— Begin Dataset excerpts —
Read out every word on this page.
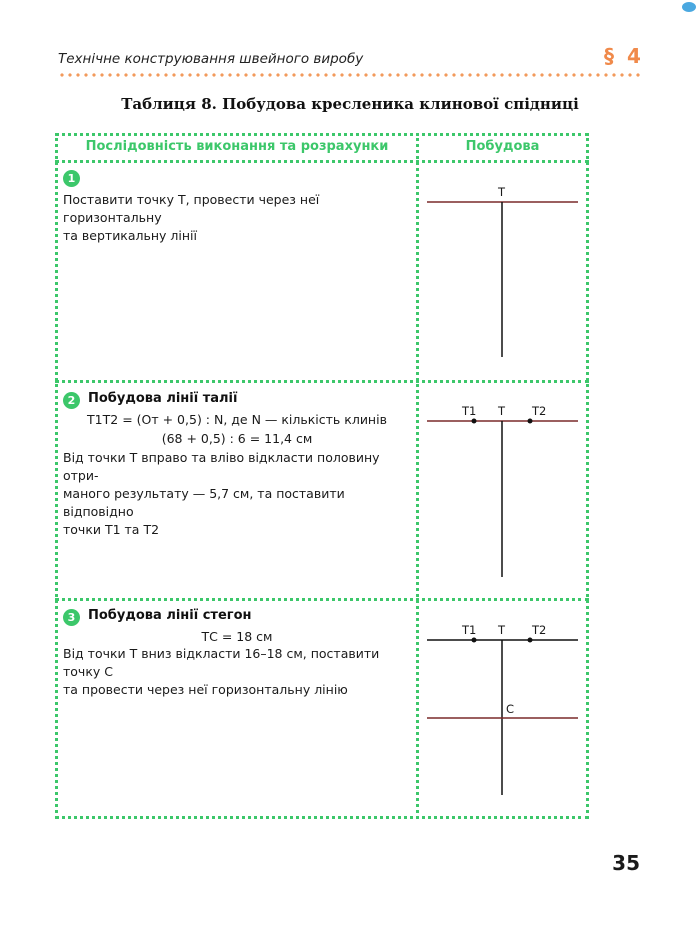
Технічне конструювання швейного виробу	§ 4
Таблиця 8. Побудова кресленика клинової спідниці
Послідовність виконання та розрахунки	Побудова
1
Поставити точку Т, провести через неї горизонтальну
та вертикальну лінії
Т
2 Побудова лінії талії
Т1Т2 = (От + 0,5) : N, де N — кількість клинів
(68 + 0,5) : 6 = 11,4 см
Від точки Т вправо та вліво відкласти половину отри-
маного результату — 5,7 см, та поставити відповідно
точки Т1 та Т2
Т1 Т Т2
3 Побудова лінії стегон
ТС = 18 см
Від точки Т вниз відкласти 16–18 см, поставити точку С
та провести через неї горизонтальну лінію
Т1 Т Т2
С
35
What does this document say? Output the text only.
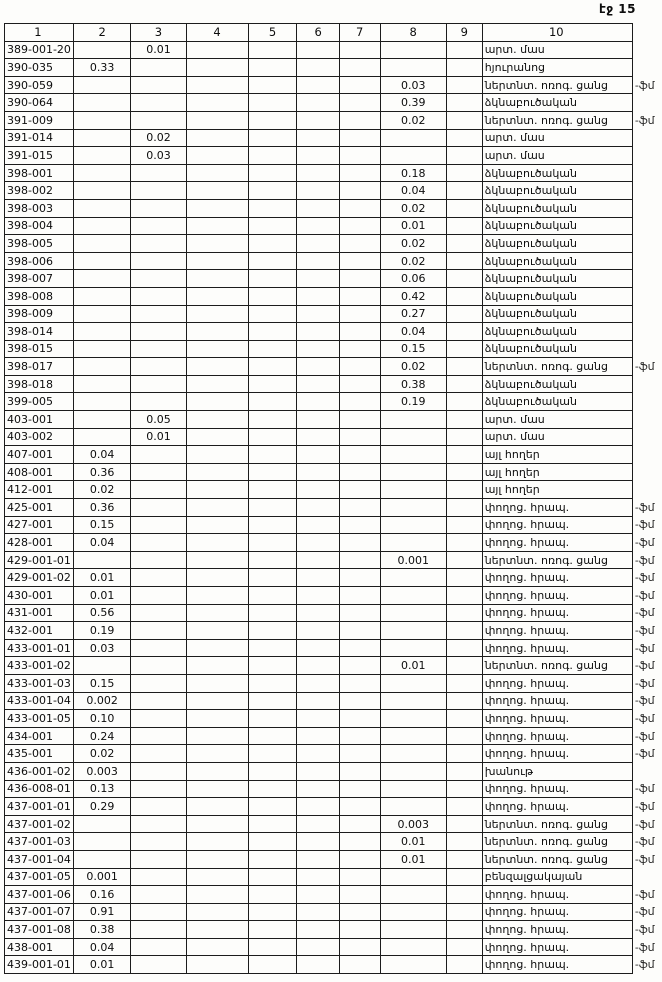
էջ 15
1	2	3	4	5	6	7	8	9	10	
389-001-20		0.01							արտ. մաս	
390-035	0.33								հյուրանոց	
390-059							0.03		ներտնտ. ոռոգ. ցանց	-ֆմ
390-064							0.39		ձկնաբուծական	
391-009							0.02		ներտնտ. ոռոգ. ցանց	-ֆմ
391-014		0.02							արտ. մաս	
391-015		0.03							արտ. մաս	
398-001							0.18		ձկնաբուծական	
398-002							0.04		ձկնաբուծական	
398-003							0.02		ձկնաբուծական	
398-004							0.01		ձկնաբուծական	
398-005							0.02		ձկնաբուծական	
398-006							0.02		ձկնաբուծական	
398-007							0.06		ձկնաբուծական	
398-008							0.42		ձկնաբուծական	
398-009							0.27		ձկնաբուծական	
398-014							0.04		ձկնաբուծական	
398-015							0.15		ձկնաբուծական	
398-017							0.02		ներտնտ. ոռոգ. ցանց	-ֆմ
398-018							0.38		ձկնաբուծական	
399-005							0.19		ձկնաբուծական	
403-001		0.05							արտ. մաս	
403-002		0.01							արտ. մաս	
407-001	0.04								այլ հողեր	
408-001	0.36								այլ հողեր	
412-001	0.02								այլ հողեր	
425-001	0.36								փողոց. հրապ.	-ֆմ
427-001	0.15								փողոց. հրապ.	-ֆմ
428-001	0.04								փողոց. հրապ.	-ֆմ
429-001-01							0.001		ներտնտ. ոռոգ. ցանց	-ֆմ
429-001-02	0.01								փողոց. հրապ.	-ֆմ
430-001	0.01								փողոց. հրապ.	-ֆմ
431-001	0.56								փողոց. հրապ.	-ֆմ
432-001	0.19								փողոց. հրապ.	-ֆմ
433-001-01	0.03								փողոց. հրապ.	-ֆմ
433-001-02							0.01		ներտնտ. ոռոգ. ցանց	-ֆմ
433-001-03	0.15								փողոց. հրապ.	-ֆմ
433-001-04	0.002								փողոց. հրապ.	-ֆմ
433-001-05	0.10								փողոց. հրապ.	-ֆմ
434-001	0.24								փողոց. հրապ.	-ֆմ
435-001	0.02								փողոց. հրապ.	-ֆմ
436-001-02	0.003								խանութ	
436-008-01	0.13								փողոց. հրապ.	-ֆմ
437-001-01	0.29								փողոց. հրապ.	-ֆմ
437-001-02							0.003		ներտնտ. ոռոգ. ցանց	-ֆմ
437-001-03							0.01		ներտնտ. ոռոգ. ցանց	-ֆմ
437-001-04							0.01		ներտնտ. ոռոգ. ցանց	-ֆմ
437-001-05	0.001								բենզալցակայան	
437-001-06	0.16								փողոց. հրապ.	-ֆմ
437-001-07	0.91								փողոց. հրապ.	-ֆմ
437-001-08	0.38								փողոց. հրապ.	-ֆմ
438-001	0.04								փողոց. հրապ.	-ֆմ
439-001-01	0.01								փողոց. հրապ.	-ֆմ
— End Dataset excerpts —
- _Given exercise_
Write out the records above exactly as they appear, leaving out any pictures.

- _Response_
Read out every word on this page.
Технічне конструювання швейного виробу	§ 4
Таблиця 8. Побудова кресленика клинової спідниці
Послідовність виконання та розрахунки	Побудова
1
Поставити точку Т, провести через неї горизонтальну
та вертикальну лінії
Т
2 Побудова лінії талії
Т1Т2 = (От + 0,5) : N, де N — кількість клинів
(68 + 0,5) : 6 = 11,4 см
Від точки Т вправо та вліво відкласти половину отри-
маного результату — 5,7 см, та поставити відповідно
точки Т1 та Т2
Т1 Т Т2
3 Побудова лінії стегон
ТС = 18 см
Від точки Т вниз відкласти 16–18 см, поставити точку С
та провести через неї горизонтальну лінію
Т1 Т Т2
С
35
What does this document say? Output the text only.
էջ 15
1	2	3	4	5	6	7	8	9	10	
389-001-20		0.01							արտ. մաս	
390-035	0.33								հյուրանոց	
390-059							0.03		ներտնտ. ոռոգ. ցանց	-ֆմ
390-064							0.39		ձկնաբուծական	
391-009							0.02		ներտնտ. ոռոգ. ցանց	-ֆմ
391-014		0.02							արտ. մաս	
391-015		0.03							արտ. մաս	
398-001							0.18		ձկնաբուծական	
398-002							0.04		ձկնաբուծական	
398-003							0.02		ձկնաբուծական	
398-004							0.01		ձկնաբուծական	
398-005							0.02		ձկնաբուծական	
398-006							0.02		ձկնաբուծական	
398-007							0.06		ձկնաբուծական	
398-008							0.42		ձկնաբուծական	
398-009							0.27		ձկնաբուծական	
398-014							0.04		ձկնաբուծական	
398-015							0.15		ձկնաբուծական	
398-017							0.02		ներտնտ. ոռոգ. ցանց	-ֆմ
398-018							0.38		ձկնաբուծական	
399-005							0.19		ձկնաբուծական	
403-001		0.05							արտ. մաս	
403-002		0.01							արտ. մաս	
407-001	0.04								այլ հողեր	
408-001	0.36								այլ հողեր	
412-001	0.02								այլ հողեր	
425-001	0.36								փողոց. հրապ.	-ֆմ
427-001	0.15								փողոց. հրապ.	-ֆմ
428-001	0.04								փողոց. հրապ.	-ֆմ
429-001-01							0.001		ներտնտ. ոռոգ. ցանց	-ֆմ
429-001-02	0.01								փողոց. հրապ.	-ֆմ
430-001	0.01								փողոց. հրապ.	-ֆմ
431-001	0.56								փողոց. հրապ.	-ֆմ
432-001	0.19								փողոց. հրապ.	-ֆմ
433-001-01	0.03								փողոց. հրապ.	-ֆմ
433-001-02							0.01		ներտնտ. ոռոգ. ցանց	-ֆմ
433-001-03	0.15								փողոց. հրապ.	-ֆմ
433-001-04	0.002								փողոց. հրապ.	-ֆմ
433-001-05	0.10								փողոց. հրապ.	-ֆմ
434-001	0.24								փողոց. հրապ.	-ֆմ
435-001	0.02								փողոց. հրապ.	-ֆմ
436-001-02	0.003								խանութ	
436-008-01	0.13								փողոց. հրապ.	-ֆմ
437-001-01	0.29								փողոց. հրապ.	-ֆմ
437-001-02							0.003		ներտնտ. ոռոգ. ցանց	-ֆմ
437-001-03							0.01		ներտնտ. ոռոգ. ցանց	-ֆմ
437-001-04							0.01		ներտնտ. ոռոգ. ցանց	-ֆմ
437-001-05	0.001								բենզալցակայան	
437-001-06	0.16								փողոց. հրապ.	-ֆմ
437-001-07	0.91								փողոց. հրապ.	-ֆմ
437-001-08	0.38								փողոց. հրապ.	-ֆմ
438-001	0.04								փողոց. հրապ.	-ֆմ
439-001-01	0.01								փողոց. հրապ.	-ֆմ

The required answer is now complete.